___ Data excerpts

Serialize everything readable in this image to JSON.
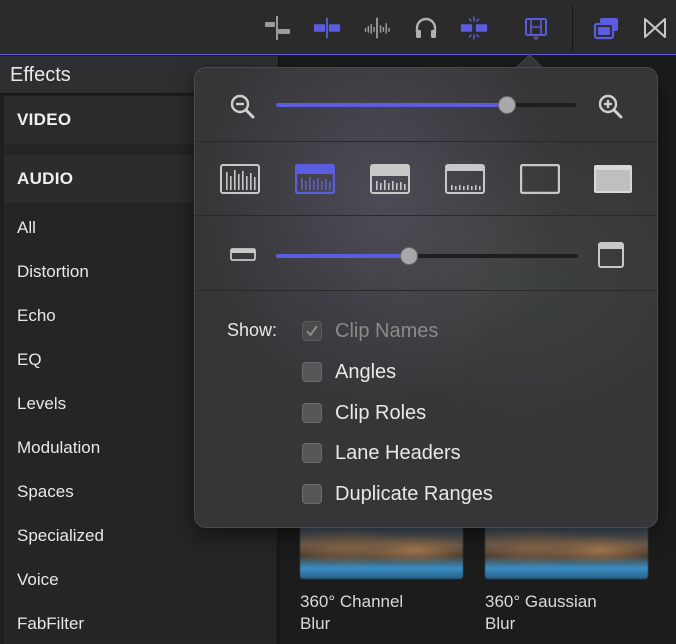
{
  "toolbar": {
    "accent": "#5c5ce0",
    "icons": [
      "clip-connect-icon",
      "clip-skimming-icon",
      "audio-skimming-icon",
      "headphones-icon",
      "snapping-icon",
      "clip-appearance-icon",
      "window-layout-icon",
      "transitions-icon"
    ]
  },
  "effects": {
    "title": "Effects",
    "sections": [
      "VIDEO",
      "AUDIO"
    ],
    "items": [
      "All",
      "Distortion",
      "Echo",
      "EQ",
      "Levels",
      "Modulation",
      "Spaces",
      "Specialized",
      "Voice",
      "FabFilter"
    ]
  },
  "browser": {
    "thumbnails": [
      {
        "label_line1": "360° Channel",
        "label_line2": "Blur"
      },
      {
        "label_line1": "360° Gaussian",
        "label_line2": "Blur"
      }
    ]
  },
  "popover": {
    "zoom_value": 0.77,
    "clip_height_value": 0.44,
    "clip_styles": [
      "waveform-only",
      "large-waveform",
      "waveform-filmstrip",
      "filmstrip-small-waveform",
      "filmstrip-only",
      "name-only"
    ],
    "selected_clip_style": "large-waveform",
    "show_label": "Show:",
    "options": [
      {
        "label": "Clip Names",
        "checked": true,
        "disabled": true
      },
      {
        "label": "Angles",
        "checked": false,
        "disabled": false
      },
      {
        "label": "Clip Roles",
        "checked": false,
        "disabled": false
      },
      {
        "label": "Lane Headers",
        "checked": false,
        "disabled": false
      },
      {
        "label": "Duplicate Ranges",
        "checked": false,
        "disabled": false
      }
    ]
  }
}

______

Written request: Write out each entry exactly as given, but skip the pictures.

Response:
Serialize everything readable in this image to JSON.
{
  "toolbar": {
    "accent": "#5c5ce0",
    "icons": [
      "clip-connect-icon",
      "clip-skimming-icon",
      "audio-skimming-icon",
      "headphones-icon",
      "snapping-icon",
      "clip-appearance-icon",
      "window-layout-icon",
      "transitions-icon"
    ]
  },
  "effects": {
    "title": "Effects",
    "sections": [
      "VIDEO",
      "AUDIO"
    ],
    "items": [
      "All",
      "Distortion",
      "Echo",
      "EQ",
      "Levels",
      "Modulation",
      "Spaces",
      "Specialized",
      "Voice",
      "FabFilter"
    ]
  },
  "browser": {
    "thumbnails": [
      {
        "label_line1": "360° Channel",
        "label_line2": "Blur"
      },
      {
        "label_line1": "360° Gaussian",
        "label_line2": "Blur"
      }
    ]
  },
  "popover": {
    "zoom_value": 0.77,
    "clip_height_value": 0.44,
    "clip_styles": [
      "waveform-only",
      "large-waveform",
      "waveform-filmstrip",
      "filmstrip-small-waveform",
      "filmstrip-only",
      "name-only"
    ],
    "selected_clip_style": "large-waveform",
    "show_label": "Show:",
    "options": [
      {
        "label": "Clip Names",
        "checked": true,
        "disabled": true
      },
      {
        "label": "Angles",
        "checked": false,
        "disabled": false
      },
      {
        "label": "Clip Roles",
        "checked": false,
        "disabled": false
      },
      {
        "label": "Lane Headers",
        "checked": false,
        "disabled": false
      },
      {
        "label": "Duplicate Ranges",
        "checked": false,
        "disabled": false
      }
    ]
  }
}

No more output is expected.